▶ _Exercise task_
Can you copy the rows below word for word, starting with the first one and stopping after the line that contains "colorbar-tick-label: 0.30 (385, 602, 419, 620)"?

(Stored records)
□ □ □ □ □ □ □

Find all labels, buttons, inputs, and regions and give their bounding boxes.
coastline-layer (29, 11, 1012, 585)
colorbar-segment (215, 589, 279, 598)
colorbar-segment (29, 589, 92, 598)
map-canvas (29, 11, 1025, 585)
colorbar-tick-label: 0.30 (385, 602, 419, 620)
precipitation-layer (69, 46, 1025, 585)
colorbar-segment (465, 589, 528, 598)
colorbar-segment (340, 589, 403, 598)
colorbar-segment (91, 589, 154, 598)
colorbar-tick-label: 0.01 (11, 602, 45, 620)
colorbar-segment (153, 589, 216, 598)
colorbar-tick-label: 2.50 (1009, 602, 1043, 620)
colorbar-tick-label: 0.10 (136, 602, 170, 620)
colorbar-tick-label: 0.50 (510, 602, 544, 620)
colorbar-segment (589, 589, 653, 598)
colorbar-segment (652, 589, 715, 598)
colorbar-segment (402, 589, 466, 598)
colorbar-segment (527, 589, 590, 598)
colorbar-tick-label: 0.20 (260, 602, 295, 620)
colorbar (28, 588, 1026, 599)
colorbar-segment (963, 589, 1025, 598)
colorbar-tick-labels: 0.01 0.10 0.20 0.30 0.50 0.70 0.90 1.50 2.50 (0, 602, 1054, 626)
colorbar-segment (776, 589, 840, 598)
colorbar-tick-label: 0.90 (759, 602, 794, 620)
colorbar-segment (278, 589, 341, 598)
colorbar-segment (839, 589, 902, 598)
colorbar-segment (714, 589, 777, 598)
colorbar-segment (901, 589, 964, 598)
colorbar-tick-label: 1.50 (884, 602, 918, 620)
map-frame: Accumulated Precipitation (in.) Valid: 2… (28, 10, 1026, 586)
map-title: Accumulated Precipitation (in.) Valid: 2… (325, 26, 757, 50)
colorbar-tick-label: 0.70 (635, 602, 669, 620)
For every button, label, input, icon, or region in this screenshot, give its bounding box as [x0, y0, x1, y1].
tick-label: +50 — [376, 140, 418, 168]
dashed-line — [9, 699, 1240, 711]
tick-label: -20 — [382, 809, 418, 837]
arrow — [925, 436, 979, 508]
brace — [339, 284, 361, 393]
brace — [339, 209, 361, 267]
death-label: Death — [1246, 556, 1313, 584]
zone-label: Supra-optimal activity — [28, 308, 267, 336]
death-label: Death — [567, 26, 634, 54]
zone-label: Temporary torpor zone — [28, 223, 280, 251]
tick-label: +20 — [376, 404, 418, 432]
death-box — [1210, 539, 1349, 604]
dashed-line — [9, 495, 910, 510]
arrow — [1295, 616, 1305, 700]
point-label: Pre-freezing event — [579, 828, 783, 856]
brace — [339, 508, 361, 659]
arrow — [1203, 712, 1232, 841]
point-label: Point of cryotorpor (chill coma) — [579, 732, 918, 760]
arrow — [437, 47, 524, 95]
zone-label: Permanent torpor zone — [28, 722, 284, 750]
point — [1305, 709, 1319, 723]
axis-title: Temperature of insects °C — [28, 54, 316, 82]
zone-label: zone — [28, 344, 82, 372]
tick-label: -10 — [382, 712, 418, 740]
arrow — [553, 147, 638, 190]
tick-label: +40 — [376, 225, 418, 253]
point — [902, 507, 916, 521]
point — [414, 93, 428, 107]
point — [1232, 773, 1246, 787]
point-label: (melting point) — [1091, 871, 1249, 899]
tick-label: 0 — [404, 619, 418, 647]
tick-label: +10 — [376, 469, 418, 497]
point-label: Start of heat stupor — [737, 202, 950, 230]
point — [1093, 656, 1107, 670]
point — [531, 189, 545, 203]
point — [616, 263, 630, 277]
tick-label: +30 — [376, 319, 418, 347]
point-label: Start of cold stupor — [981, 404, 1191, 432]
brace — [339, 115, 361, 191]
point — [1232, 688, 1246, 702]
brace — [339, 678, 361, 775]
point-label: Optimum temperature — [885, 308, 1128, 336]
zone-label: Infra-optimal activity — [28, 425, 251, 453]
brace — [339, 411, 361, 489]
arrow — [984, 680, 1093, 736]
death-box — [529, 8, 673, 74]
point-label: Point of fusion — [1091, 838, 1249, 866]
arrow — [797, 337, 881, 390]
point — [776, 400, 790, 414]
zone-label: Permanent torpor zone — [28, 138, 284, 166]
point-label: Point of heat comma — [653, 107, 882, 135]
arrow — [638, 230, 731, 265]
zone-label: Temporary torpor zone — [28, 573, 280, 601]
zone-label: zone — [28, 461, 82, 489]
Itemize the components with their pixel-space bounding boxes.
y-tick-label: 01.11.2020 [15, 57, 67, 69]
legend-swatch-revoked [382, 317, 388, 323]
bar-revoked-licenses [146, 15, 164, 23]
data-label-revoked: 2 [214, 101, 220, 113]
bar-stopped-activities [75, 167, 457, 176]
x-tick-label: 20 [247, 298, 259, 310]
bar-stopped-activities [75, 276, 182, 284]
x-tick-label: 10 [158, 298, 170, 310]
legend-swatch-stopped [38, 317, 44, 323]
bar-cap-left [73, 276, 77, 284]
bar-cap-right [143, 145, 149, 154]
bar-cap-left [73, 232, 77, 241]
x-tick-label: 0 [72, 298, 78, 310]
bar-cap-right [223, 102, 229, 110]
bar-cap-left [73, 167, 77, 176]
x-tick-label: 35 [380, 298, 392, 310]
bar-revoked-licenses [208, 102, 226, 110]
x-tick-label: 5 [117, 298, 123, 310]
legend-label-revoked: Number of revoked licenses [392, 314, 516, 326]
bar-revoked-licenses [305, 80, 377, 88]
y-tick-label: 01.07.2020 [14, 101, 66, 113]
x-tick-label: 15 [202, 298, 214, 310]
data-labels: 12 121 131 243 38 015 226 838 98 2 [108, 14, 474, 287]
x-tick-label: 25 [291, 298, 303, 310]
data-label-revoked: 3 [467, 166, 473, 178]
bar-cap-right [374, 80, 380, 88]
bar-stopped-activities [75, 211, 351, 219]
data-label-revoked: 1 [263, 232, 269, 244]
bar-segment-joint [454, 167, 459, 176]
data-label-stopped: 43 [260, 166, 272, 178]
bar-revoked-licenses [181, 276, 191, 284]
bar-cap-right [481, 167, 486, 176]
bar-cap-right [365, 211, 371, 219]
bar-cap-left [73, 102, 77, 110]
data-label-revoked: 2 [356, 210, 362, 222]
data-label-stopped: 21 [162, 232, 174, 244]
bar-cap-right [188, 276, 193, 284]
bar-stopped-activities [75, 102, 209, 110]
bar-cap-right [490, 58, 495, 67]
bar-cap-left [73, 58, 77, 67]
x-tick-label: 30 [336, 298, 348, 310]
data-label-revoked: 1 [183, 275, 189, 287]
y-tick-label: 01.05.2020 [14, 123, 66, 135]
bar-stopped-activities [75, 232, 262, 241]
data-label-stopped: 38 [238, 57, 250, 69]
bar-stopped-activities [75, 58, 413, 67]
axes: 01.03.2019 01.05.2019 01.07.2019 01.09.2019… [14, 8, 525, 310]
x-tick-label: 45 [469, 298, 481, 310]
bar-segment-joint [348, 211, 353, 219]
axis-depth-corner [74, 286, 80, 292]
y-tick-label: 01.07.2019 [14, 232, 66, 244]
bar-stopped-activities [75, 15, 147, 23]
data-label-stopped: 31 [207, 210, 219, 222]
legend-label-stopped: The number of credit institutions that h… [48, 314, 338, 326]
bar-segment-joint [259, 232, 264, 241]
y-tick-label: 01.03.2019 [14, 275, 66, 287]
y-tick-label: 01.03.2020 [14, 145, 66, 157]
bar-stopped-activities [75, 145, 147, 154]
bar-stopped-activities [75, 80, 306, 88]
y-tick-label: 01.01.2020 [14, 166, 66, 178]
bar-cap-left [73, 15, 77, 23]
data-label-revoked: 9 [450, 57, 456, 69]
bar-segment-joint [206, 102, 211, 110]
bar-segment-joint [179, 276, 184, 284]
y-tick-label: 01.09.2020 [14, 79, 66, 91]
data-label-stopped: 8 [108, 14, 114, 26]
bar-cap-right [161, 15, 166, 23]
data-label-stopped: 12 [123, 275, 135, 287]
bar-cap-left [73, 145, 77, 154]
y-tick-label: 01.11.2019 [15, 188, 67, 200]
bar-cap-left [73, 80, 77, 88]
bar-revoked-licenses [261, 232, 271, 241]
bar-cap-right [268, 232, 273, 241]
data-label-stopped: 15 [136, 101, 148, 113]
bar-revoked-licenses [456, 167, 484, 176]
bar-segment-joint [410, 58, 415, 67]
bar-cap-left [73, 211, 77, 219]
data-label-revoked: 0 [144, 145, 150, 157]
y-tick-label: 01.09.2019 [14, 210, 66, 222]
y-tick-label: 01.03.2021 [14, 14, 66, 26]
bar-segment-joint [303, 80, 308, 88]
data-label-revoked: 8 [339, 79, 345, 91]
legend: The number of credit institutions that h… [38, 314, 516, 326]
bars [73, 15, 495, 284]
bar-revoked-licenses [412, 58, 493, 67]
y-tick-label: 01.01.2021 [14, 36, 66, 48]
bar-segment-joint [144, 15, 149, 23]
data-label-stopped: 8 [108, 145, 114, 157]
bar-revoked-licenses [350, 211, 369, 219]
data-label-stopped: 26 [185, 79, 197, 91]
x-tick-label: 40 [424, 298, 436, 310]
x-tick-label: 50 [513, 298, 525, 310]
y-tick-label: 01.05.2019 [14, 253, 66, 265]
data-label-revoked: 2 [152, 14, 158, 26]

□ □ □ □ □ □ □

▶ _In response_
Find all labels, buttons, inputs, and regions and give their bounding boxes.
coastline-layer (29, 11, 1012, 585)
colorbar-segment (215, 589, 279, 598)
colorbar-segment (29, 589, 92, 598)
map-canvas (29, 11, 1025, 585)
colorbar-tick-label: 0.30 (385, 602, 419, 620)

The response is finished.